Set exercise —
Find every line in the records below that holds the word "参与政治生活的能力", and copy each one.
—————
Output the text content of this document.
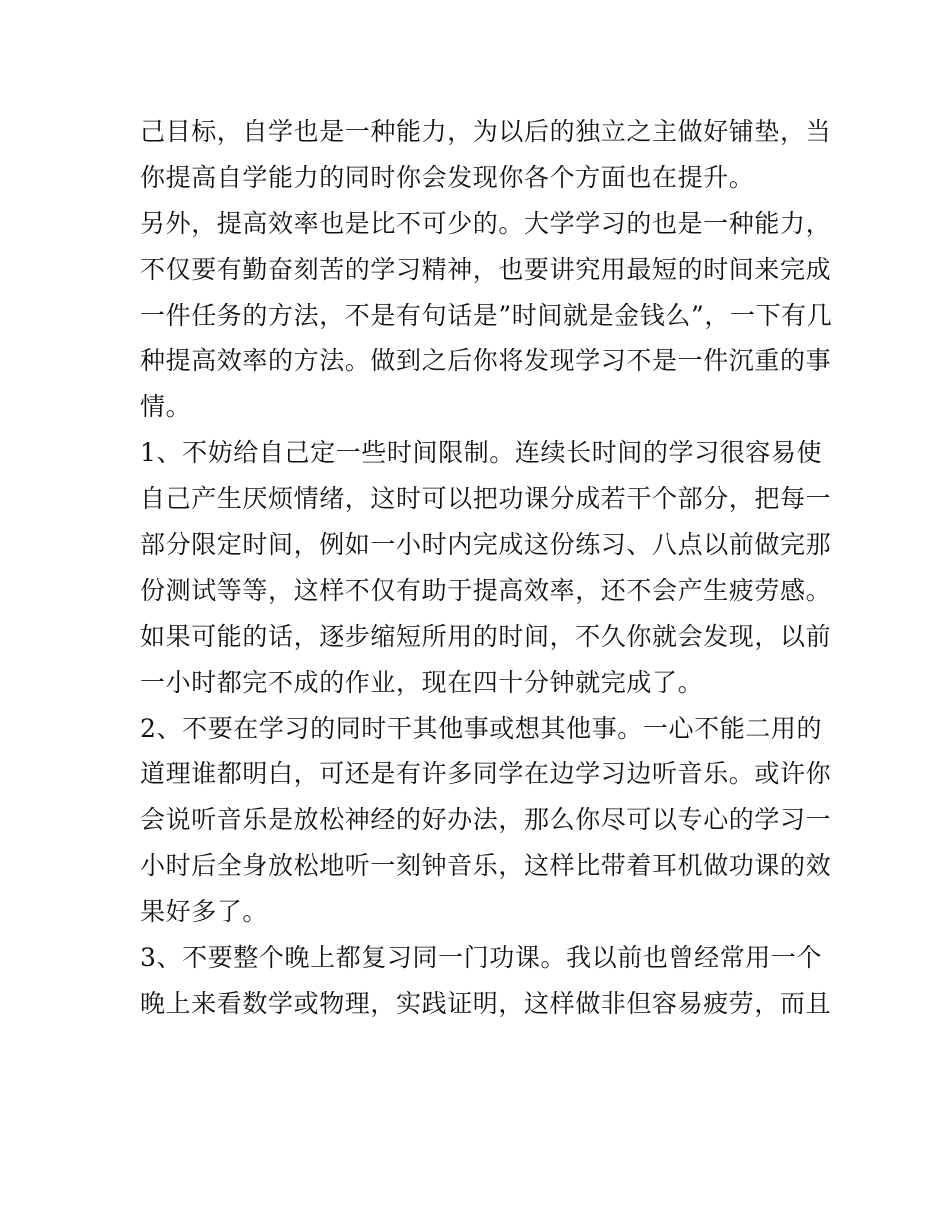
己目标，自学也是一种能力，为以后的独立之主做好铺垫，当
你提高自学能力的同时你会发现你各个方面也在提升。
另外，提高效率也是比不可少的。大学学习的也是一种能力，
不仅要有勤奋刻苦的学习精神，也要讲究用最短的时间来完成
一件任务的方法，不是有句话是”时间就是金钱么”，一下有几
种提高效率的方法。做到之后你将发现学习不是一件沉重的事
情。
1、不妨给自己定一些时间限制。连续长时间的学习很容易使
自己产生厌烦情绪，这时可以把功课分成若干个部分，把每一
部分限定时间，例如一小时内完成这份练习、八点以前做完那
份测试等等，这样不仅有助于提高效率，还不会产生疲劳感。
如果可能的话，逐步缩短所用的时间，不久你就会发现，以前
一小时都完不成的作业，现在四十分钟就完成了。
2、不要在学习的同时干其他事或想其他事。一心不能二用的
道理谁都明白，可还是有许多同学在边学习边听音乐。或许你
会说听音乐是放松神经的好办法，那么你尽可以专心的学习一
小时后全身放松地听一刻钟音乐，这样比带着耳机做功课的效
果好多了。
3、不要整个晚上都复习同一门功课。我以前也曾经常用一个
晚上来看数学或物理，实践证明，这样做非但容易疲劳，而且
—————
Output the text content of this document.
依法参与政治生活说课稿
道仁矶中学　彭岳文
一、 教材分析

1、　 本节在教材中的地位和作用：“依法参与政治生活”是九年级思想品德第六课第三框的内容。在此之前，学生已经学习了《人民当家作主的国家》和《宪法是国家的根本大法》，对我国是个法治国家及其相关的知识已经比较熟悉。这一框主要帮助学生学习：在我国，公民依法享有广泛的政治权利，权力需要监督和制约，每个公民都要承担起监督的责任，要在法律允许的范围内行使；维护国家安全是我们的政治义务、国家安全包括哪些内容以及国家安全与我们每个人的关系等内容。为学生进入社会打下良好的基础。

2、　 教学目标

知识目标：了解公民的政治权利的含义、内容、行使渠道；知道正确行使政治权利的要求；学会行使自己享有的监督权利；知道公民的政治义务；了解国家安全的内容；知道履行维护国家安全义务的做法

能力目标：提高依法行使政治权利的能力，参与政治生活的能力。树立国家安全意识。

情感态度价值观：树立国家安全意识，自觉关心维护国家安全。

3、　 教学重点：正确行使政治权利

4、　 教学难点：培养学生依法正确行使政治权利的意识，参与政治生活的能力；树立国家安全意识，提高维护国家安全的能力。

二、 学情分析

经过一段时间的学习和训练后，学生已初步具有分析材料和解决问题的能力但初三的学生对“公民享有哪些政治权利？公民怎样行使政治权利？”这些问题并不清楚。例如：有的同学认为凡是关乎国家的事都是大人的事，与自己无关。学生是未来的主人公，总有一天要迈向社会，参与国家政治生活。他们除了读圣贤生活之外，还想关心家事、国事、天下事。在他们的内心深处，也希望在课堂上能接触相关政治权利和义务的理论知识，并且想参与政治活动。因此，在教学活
—————
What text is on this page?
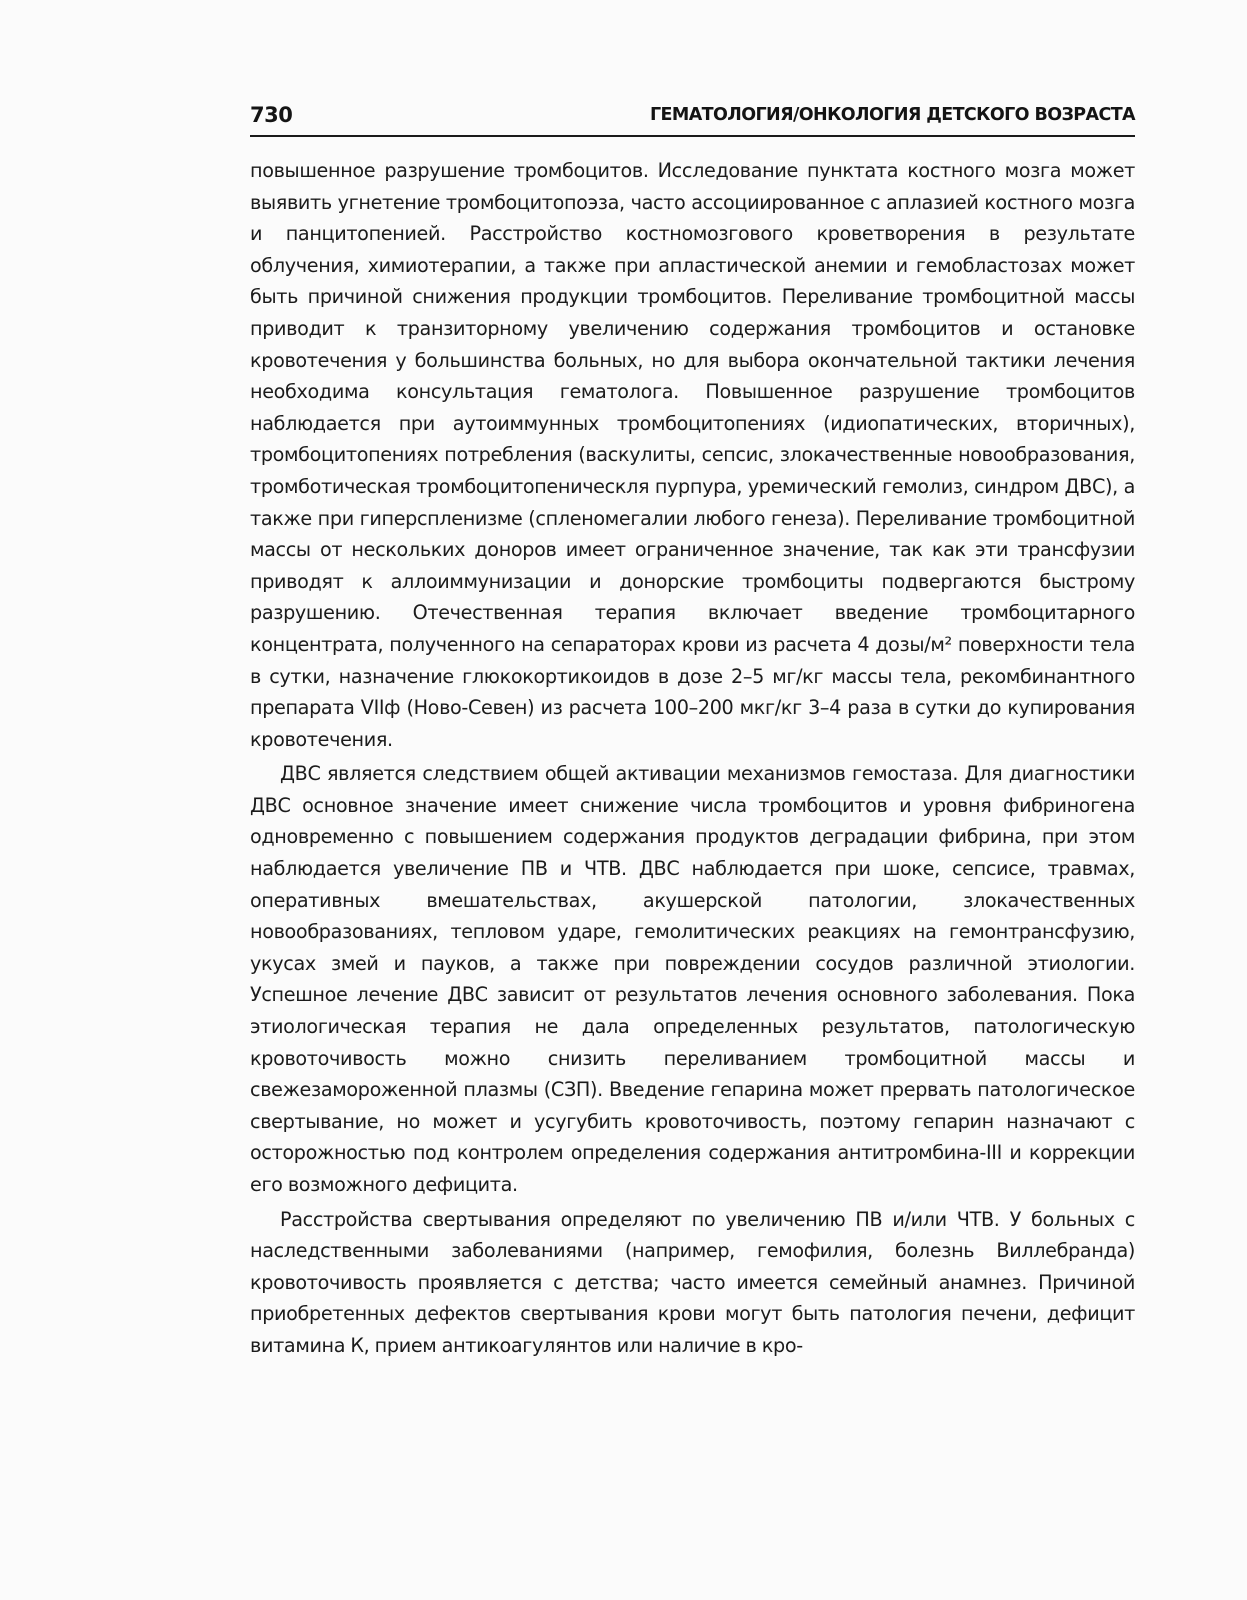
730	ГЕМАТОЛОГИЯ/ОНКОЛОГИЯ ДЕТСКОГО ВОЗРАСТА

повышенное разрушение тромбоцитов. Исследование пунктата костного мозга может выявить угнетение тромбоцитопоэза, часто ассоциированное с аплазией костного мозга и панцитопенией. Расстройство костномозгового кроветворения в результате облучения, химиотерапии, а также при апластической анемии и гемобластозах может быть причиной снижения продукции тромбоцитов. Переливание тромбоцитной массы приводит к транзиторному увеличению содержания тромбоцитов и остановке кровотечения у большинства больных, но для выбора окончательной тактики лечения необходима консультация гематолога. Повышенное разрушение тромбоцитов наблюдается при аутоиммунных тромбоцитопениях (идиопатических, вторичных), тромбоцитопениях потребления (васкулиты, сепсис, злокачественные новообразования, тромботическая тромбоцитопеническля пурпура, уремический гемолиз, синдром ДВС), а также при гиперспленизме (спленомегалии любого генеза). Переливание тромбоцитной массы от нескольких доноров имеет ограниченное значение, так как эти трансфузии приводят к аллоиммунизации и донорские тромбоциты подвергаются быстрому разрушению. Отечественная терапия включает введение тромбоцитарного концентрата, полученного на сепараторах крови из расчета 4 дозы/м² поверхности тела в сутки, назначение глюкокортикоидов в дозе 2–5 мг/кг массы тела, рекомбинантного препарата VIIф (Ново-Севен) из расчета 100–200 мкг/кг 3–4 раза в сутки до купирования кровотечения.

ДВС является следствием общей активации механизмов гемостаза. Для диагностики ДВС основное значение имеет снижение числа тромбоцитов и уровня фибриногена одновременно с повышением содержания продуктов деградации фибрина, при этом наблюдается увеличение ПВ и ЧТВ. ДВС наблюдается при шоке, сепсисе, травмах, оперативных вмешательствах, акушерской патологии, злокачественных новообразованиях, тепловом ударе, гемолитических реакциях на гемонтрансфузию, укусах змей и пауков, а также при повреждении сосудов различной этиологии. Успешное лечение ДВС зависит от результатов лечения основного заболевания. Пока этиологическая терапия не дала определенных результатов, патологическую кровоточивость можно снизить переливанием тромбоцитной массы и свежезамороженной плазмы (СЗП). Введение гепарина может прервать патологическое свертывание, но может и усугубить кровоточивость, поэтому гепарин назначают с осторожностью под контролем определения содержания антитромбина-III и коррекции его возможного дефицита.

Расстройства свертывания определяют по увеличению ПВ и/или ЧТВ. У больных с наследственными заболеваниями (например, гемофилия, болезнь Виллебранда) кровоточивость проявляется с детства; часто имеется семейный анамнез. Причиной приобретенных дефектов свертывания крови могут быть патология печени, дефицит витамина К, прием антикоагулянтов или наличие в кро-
—————
Complete answer —
能力目标：提高依法行使政治权利的能力，参与政治生活的能力。树立国家安全意识。
4、　 教学难点：培养学生依法正确行使政治权利的意识，参与政治生活的能力；树立国家安全意识，提高维护国家安全的能力。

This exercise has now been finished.